▸ WHAT YOU HAVE TO DO
Single out the lines of the material that contain "Give" and copy them.

(Dataset records)
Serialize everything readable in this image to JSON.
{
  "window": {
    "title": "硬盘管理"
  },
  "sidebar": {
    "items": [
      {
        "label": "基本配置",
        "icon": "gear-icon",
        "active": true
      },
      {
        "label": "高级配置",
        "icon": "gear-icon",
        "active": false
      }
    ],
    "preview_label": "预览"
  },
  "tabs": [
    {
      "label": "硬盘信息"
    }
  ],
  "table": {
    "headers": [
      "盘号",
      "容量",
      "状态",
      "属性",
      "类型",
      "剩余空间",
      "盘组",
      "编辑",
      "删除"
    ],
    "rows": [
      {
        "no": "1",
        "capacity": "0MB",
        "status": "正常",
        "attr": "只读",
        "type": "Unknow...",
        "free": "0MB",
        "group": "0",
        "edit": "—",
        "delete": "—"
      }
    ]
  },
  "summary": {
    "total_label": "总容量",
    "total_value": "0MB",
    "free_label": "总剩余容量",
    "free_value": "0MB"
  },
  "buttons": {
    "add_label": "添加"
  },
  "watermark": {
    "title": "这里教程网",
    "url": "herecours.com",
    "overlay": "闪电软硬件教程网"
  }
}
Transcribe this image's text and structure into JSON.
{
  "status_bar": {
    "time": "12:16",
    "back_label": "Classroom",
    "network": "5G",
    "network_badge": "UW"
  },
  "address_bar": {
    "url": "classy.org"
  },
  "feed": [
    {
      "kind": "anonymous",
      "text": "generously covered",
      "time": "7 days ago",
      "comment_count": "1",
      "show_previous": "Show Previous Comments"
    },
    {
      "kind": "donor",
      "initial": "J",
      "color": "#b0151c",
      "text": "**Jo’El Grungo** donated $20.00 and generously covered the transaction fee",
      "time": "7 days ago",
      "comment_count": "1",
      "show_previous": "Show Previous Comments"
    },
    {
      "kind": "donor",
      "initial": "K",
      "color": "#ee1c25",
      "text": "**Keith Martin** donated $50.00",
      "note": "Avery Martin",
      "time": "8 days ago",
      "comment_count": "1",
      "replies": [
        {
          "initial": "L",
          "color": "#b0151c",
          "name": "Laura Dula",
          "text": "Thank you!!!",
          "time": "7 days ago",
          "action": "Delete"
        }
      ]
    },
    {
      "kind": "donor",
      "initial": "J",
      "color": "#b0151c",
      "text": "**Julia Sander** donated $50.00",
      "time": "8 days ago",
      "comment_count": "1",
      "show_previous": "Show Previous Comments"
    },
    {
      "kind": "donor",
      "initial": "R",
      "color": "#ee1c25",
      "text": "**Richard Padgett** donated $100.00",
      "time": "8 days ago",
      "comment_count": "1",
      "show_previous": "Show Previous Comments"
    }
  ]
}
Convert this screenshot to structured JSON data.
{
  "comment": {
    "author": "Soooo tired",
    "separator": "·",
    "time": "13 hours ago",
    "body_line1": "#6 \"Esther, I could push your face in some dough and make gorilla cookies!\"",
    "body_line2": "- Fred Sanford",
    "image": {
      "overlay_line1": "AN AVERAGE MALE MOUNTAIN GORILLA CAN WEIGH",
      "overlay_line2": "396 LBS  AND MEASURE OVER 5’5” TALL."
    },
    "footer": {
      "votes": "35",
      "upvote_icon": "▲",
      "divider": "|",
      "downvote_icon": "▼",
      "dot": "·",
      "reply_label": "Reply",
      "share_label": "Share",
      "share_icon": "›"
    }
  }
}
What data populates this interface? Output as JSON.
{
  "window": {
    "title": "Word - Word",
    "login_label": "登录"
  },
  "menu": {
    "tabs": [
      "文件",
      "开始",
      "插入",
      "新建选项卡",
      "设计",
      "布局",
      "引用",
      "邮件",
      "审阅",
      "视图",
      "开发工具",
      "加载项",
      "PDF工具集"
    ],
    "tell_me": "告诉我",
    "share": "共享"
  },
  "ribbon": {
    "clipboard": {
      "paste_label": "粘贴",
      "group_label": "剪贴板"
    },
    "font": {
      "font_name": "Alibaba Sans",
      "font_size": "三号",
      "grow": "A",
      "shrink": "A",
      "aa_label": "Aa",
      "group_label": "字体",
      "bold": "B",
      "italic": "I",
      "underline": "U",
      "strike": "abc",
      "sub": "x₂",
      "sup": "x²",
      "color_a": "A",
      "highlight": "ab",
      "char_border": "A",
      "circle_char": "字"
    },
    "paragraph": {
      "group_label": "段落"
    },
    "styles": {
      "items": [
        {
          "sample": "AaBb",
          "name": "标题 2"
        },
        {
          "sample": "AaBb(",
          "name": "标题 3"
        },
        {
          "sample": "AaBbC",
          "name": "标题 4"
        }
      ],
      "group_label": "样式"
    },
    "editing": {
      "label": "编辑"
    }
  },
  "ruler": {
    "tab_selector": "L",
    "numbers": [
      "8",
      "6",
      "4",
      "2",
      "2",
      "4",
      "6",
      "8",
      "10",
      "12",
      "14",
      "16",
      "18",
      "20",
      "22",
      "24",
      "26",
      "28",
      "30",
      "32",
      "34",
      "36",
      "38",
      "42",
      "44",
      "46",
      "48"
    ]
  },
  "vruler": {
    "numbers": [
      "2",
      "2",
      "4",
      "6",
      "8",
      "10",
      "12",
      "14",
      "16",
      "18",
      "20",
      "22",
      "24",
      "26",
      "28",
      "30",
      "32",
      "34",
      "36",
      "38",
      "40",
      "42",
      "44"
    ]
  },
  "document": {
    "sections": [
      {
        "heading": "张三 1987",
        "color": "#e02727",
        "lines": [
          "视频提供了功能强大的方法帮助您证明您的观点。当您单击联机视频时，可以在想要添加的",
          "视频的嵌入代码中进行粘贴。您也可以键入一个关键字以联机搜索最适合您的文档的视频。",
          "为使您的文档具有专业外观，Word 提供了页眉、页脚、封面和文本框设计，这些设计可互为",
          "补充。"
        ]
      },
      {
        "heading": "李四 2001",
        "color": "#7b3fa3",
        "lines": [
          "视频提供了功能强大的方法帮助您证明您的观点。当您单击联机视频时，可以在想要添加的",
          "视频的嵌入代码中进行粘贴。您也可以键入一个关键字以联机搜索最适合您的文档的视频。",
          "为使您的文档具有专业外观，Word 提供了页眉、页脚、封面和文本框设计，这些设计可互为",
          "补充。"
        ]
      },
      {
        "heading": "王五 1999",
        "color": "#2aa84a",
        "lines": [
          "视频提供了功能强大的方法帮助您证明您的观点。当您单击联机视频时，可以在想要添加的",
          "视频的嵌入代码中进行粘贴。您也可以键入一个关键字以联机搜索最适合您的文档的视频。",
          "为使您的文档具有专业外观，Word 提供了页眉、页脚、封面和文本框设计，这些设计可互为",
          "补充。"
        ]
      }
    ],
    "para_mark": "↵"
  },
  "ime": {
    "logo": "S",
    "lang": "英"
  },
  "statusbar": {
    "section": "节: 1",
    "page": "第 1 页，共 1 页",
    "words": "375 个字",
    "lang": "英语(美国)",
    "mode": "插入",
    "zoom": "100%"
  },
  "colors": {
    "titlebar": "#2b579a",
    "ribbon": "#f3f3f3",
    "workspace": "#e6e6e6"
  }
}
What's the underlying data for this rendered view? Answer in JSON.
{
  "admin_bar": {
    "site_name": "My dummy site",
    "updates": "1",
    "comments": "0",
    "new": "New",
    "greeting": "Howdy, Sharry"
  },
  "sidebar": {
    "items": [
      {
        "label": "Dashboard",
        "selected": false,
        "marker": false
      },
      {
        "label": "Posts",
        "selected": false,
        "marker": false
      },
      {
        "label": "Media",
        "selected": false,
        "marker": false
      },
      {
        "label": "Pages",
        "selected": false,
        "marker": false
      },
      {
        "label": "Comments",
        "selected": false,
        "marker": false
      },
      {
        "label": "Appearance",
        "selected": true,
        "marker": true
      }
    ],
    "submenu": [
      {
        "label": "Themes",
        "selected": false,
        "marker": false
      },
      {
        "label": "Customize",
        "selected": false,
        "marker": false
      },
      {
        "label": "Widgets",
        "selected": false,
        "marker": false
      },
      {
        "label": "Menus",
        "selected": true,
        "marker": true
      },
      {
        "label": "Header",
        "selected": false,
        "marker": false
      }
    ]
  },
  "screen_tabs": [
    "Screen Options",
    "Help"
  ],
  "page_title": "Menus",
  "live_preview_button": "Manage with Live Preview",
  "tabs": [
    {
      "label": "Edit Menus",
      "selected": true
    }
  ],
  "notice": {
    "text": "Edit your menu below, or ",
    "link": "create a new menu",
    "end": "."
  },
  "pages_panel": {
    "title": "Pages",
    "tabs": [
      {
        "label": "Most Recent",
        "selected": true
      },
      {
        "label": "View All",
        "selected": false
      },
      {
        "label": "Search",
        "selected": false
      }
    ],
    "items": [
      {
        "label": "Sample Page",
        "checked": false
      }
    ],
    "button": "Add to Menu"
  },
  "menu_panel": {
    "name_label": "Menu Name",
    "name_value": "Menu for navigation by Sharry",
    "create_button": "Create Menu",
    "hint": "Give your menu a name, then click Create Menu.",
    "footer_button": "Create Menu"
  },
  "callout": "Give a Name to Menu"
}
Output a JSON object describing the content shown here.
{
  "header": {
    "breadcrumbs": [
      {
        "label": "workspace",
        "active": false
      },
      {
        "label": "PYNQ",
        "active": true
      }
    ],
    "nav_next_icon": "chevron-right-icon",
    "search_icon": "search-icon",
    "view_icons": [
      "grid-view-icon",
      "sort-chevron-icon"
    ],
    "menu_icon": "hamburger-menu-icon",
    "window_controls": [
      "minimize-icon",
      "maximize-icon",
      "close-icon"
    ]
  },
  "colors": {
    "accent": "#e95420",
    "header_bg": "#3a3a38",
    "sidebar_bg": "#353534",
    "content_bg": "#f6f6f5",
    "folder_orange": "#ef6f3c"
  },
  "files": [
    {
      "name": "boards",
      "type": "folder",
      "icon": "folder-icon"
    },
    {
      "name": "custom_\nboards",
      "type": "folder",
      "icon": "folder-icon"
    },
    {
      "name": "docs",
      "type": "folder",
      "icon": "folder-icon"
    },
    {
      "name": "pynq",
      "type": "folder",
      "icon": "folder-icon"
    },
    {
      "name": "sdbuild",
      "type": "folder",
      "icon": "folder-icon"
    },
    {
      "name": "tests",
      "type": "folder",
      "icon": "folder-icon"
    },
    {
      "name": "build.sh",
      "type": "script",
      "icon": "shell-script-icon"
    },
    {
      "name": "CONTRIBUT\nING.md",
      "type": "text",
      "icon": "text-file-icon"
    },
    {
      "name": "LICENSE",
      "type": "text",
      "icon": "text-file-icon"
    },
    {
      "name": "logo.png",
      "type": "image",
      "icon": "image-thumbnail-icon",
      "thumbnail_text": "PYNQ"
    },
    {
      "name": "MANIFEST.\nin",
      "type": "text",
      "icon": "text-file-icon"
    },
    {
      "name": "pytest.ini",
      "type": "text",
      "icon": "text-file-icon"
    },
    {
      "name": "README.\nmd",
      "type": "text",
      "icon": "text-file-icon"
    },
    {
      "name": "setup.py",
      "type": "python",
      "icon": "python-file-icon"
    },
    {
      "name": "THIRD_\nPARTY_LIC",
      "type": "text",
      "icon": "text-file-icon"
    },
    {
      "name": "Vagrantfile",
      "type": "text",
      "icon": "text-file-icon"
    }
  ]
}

▸ EXERCISE OUTPUT
    "hint": "Give your menu a name, then click Create Menu.",
  "callout": "Give a Name to Menu"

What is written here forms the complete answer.